Short exercise ▸ Would it be possible to write out each entry below exactly, without the pictures?

Input rows ▸
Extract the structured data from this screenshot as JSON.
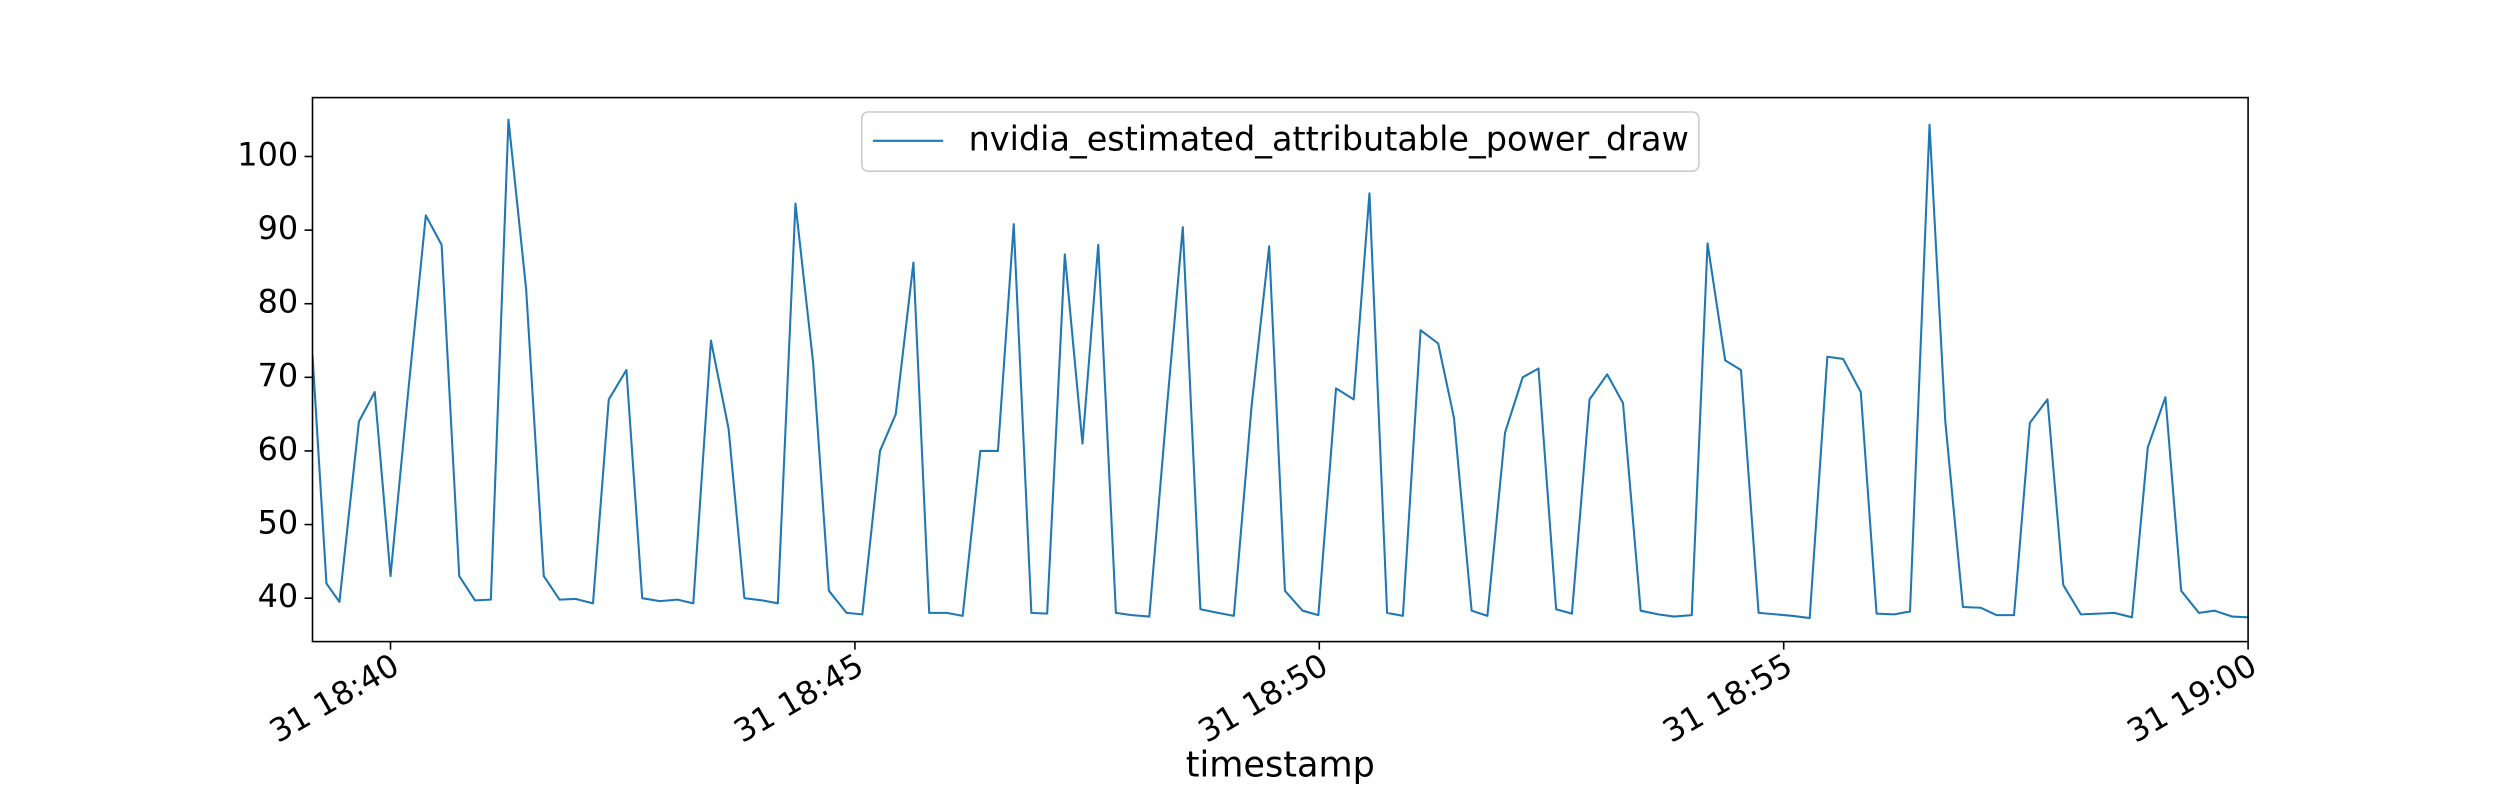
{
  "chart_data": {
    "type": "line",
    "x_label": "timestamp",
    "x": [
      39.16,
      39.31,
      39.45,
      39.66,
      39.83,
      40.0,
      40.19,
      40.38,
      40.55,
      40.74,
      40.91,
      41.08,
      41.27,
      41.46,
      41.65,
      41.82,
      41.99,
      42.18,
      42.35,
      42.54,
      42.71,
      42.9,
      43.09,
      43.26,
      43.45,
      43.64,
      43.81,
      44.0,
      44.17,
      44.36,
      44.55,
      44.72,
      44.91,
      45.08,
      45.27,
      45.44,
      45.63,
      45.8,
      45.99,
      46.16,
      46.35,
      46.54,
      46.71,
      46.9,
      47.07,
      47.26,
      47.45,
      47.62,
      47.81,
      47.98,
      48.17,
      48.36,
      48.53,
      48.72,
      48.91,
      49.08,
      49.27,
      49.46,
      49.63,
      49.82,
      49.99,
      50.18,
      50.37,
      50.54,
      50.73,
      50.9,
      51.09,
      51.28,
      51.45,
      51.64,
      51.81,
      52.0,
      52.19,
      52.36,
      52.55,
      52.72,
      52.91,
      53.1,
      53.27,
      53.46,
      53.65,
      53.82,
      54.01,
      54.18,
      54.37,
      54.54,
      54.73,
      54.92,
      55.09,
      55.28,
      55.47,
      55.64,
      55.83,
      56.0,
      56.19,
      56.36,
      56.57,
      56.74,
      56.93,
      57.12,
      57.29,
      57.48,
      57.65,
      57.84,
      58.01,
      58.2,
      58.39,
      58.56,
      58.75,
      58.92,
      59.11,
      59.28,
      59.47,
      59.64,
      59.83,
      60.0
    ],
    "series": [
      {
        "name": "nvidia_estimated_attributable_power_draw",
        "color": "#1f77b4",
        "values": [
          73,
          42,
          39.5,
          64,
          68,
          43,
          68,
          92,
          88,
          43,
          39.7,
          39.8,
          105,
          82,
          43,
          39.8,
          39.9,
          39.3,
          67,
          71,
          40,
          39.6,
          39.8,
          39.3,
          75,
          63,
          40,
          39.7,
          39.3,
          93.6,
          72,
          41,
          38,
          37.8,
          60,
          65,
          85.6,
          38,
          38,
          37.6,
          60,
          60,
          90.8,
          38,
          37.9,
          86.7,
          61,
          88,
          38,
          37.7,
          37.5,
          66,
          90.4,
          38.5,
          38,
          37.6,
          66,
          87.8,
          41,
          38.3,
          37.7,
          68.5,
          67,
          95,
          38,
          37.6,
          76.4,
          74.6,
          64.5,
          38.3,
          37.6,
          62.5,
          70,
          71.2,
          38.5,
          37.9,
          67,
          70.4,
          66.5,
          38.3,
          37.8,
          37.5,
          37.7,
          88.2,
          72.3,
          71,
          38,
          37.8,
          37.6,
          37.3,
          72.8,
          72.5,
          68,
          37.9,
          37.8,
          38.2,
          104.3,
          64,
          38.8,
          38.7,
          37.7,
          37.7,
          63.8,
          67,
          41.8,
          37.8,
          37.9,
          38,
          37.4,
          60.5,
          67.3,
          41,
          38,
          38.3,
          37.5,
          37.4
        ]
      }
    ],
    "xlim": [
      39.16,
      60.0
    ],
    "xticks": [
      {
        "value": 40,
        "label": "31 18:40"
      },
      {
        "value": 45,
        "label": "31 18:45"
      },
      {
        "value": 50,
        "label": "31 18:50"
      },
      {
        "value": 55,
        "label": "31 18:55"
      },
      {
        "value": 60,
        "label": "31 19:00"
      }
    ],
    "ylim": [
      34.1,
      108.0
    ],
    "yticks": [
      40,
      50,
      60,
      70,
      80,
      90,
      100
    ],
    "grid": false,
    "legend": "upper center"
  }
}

Solution to this task ▸
Extract the structured data from this screenshot as JSON.
{
  "chart_data": {
    "type": "line",
    "x_label": "timestamp",
    "x": [
      39.16,
      39.31,
      39.45,
      39.66,
      39.83,
      40.0,
      40.19,
      40.38,
      40.55,
      40.74,
      40.91,
      41.08,
      41.27,
      41.46,
      41.65,
      41.82,
      41.99,
      42.18,
      42.35,
      42.54,
      42.71,
      42.9,
      43.09,
      43.26,
      43.45,
      43.64,
      43.81,
      44.0,
      44.17,
      44.36,
      44.55,
      44.72,
      44.91,
      45.08,
      45.27,
      45.44,
      45.63,
      45.8,
      45.99,
      46.16,
      46.35,
      46.54,
      46.71,
      46.9,
      47.07,
      47.26,
      47.45,
      47.62,
      47.81,
      47.98,
      48.17,
      48.36,
      48.53,
      48.72,
      48.91,
      49.08,
      49.27,
      49.46,
      49.63,
      49.82,
      49.99,
      50.18,
      50.37,
      50.54,
      50.73,
      50.9,
      51.09,
      51.28,
      51.45,
      51.64,
      51.81,
      52.0,
      52.19,
      52.36,
      52.55,
      52.72,
      52.91,
      53.1,
      53.27,
      53.46,
      53.65,
      53.82,
      54.01,
      54.18,
      54.37,
      54.54,
      54.73,
      54.92,
      55.09,
      55.28,
      55.47,
      55.64,
      55.83,
      56.0,
      56.19,
      56.36,
      56.57,
      56.74,
      56.93,
      57.12,
      57.29,
      57.48,
      57.65,
      57.84,
      58.01,
      58.2,
      58.39,
      58.56,
      58.75,
      58.92,
      59.11,
      59.28,
      59.47,
      59.64,
      59.83,
      60.0
    ],
    "series": [
      {
        "name": "nvidia_estimated_attributable_power_draw",
        "color": "#1f77b4",
        "values": [
          73,
          42,
          39.5,
          64,
          68,
          43,
          68,
          92,
          88,
          43,
          39.7,
          39.8,
          105,
          82,
          43,
          39.8,
          39.9,
          39.3,
          67,
          71,
          40,
          39.6,
          39.8,
          39.3,
          75,
          63,
          40,
          39.7,
          39.3,
          93.6,
          72,
          41,
          38,
          37.8,
          60,
          65,
          85.6,
          38,
          38,
          37.6,
          60,
          60,
          90.8,
          38,
          37.9,
          86.7,
          61,
          88,
          38,
          37.7,
          37.5,
          66,
          90.4,
          38.5,
          38,
          37.6,
          66,
          87.8,
          41,
          38.3,
          37.7,
          68.5,
          67,
          95,
          38,
          37.6,
          76.4,
          74.6,
          64.5,
          38.3,
          37.6,
          62.5,
          70,
          71.2,
          38.5,
          37.9,
          67,
          70.4,
          66.5,
          38.3,
          37.8,
          37.5,
          37.7,
          88.2,
          72.3,
          71,
          38,
          37.8,
          37.6,
          37.3,
          72.8,
          72.5,
          68,
          37.9,
          37.8,
          38.2,
          104.3,
          64,
          38.8,
          38.7,
          37.7,
          37.7,
          63.8,
          67,
          41.8,
          37.8,
          37.9,
          38,
          37.4,
          60.5,
          67.3,
          41,
          38,
          38.3,
          37.5,
          37.4
        ]
      }
    ],
    "xlim": [
      39.16,
      60.0
    ],
    "xticks": [
      {
        "value": 40,
        "label": "31 18:40"
      },
      {
        "value": 45,
        "label": "31 18:45"
      },
      {
        "value": 50,
        "label": "31 18:50"
      },
      {
        "value": 55,
        "label": "31 18:55"
      },
      {
        "value": 60,
        "label": "31 19:00"
      }
    ],
    "ylim": [
      34.1,
      108.0
    ],
    "yticks": [
      40,
      50,
      60,
      70,
      80,
      90,
      100
    ],
    "grid": false,
    "legend": "upper center"
  }
}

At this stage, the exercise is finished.